▼
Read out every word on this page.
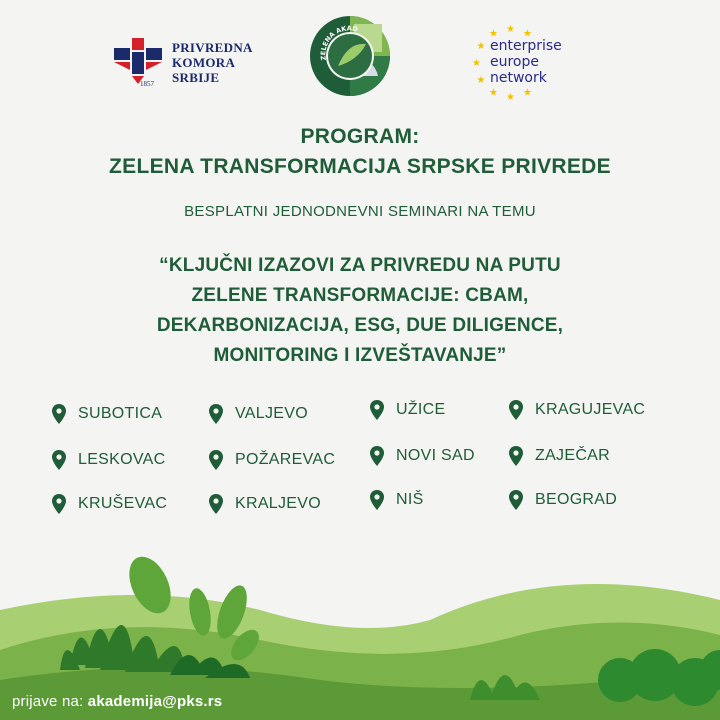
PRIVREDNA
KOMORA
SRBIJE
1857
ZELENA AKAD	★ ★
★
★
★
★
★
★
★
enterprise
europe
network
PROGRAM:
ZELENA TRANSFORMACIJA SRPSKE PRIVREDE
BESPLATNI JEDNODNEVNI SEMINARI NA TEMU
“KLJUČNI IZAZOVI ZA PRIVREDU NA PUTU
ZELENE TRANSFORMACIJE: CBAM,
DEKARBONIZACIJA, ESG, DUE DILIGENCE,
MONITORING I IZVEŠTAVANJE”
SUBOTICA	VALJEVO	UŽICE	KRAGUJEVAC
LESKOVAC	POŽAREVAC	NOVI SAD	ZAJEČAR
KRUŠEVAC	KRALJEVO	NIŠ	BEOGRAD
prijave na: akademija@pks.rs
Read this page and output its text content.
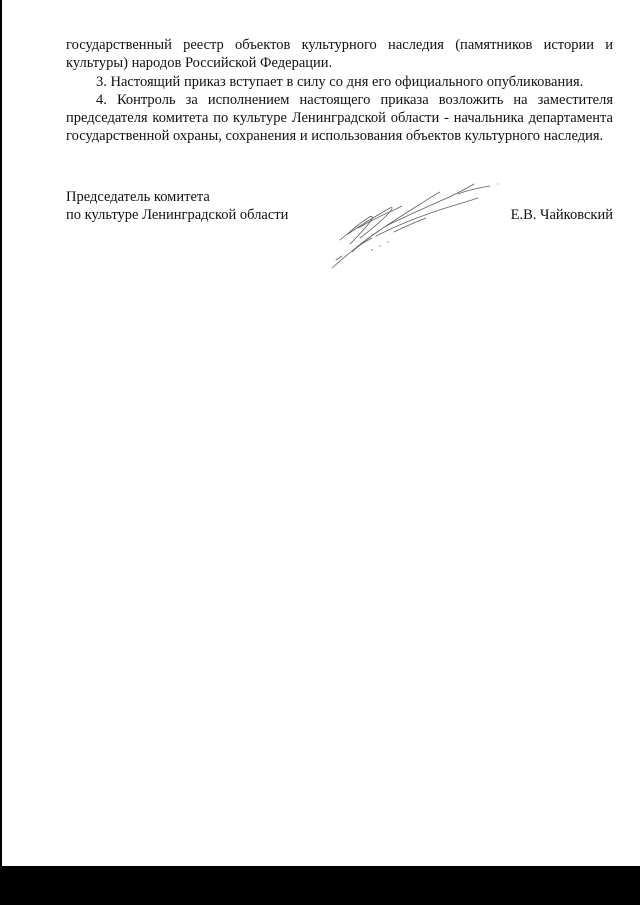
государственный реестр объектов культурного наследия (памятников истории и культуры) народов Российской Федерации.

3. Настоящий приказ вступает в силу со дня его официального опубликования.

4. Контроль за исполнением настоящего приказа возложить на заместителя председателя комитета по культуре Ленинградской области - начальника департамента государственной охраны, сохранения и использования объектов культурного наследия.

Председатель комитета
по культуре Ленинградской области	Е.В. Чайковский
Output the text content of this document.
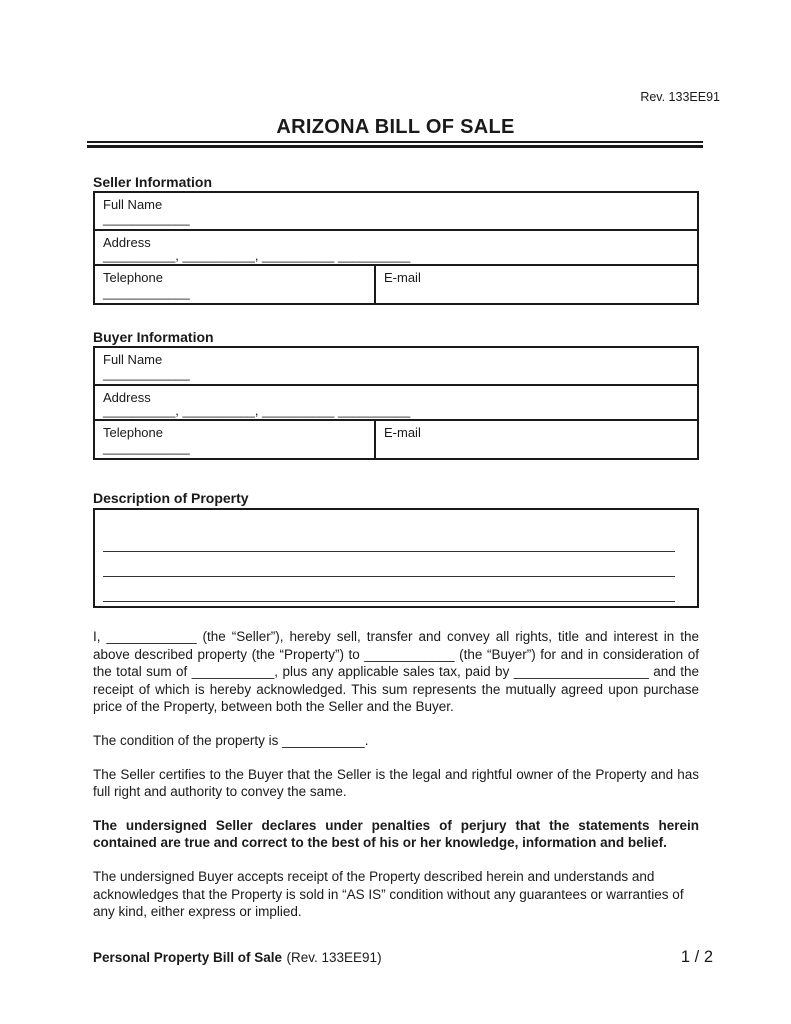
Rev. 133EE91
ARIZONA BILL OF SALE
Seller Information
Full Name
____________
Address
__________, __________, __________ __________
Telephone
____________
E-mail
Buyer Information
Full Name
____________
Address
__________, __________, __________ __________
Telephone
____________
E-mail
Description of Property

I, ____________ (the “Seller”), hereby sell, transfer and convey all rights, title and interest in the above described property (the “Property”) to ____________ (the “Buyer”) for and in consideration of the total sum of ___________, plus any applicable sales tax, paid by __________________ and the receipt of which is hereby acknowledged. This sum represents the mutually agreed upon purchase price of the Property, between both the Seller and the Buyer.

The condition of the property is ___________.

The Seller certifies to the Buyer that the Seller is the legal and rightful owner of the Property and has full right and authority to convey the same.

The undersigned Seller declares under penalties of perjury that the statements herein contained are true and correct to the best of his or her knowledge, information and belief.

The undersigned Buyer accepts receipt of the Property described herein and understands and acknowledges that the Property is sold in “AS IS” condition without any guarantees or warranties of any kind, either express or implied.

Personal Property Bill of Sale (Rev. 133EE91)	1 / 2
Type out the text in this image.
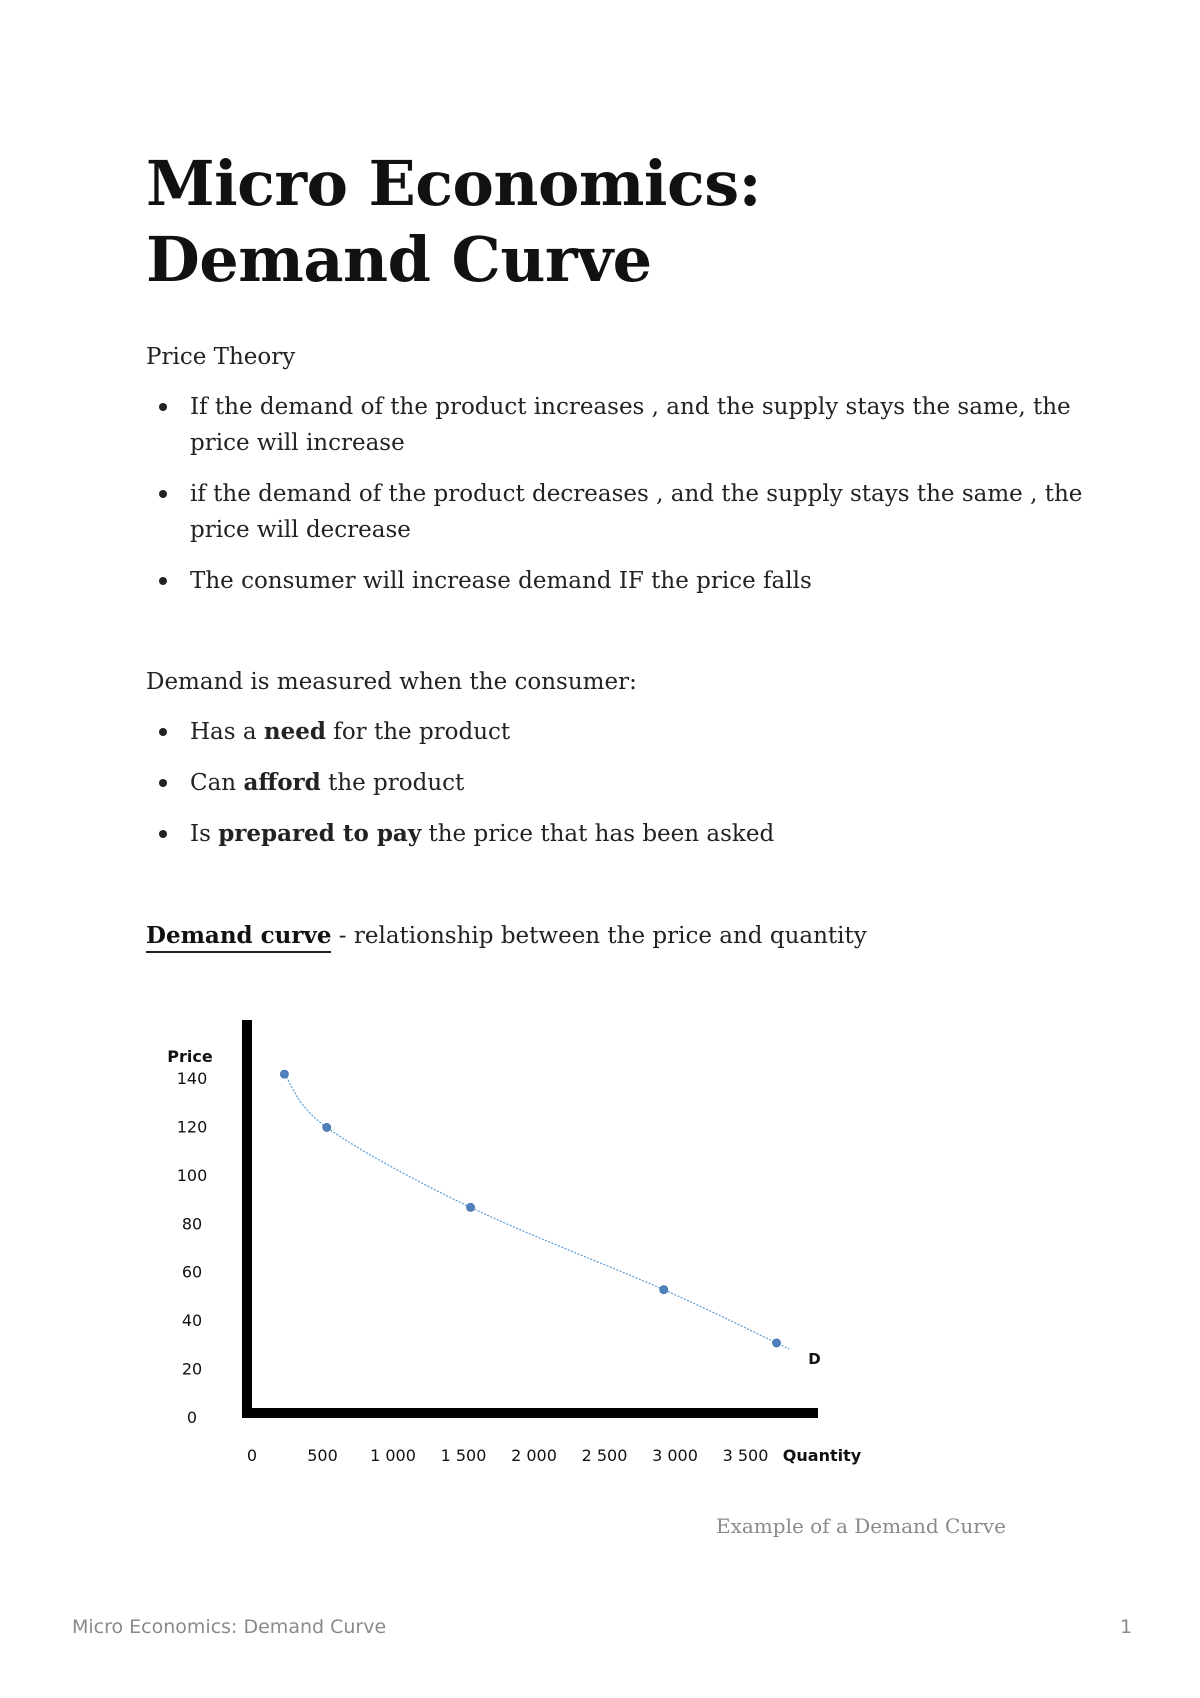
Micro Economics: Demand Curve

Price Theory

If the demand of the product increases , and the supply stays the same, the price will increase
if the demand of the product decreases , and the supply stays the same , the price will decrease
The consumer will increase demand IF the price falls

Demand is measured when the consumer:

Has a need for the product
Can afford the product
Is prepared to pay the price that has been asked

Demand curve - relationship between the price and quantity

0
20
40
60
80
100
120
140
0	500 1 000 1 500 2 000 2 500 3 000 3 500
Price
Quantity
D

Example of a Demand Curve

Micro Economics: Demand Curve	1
▲
Where does the word "supply" appear? Return each line that holds it.

If the demand of the product increases , and the supply stays the same, the price will increase
if the demand of the product decreases , and the supply stays the same , the price will decrease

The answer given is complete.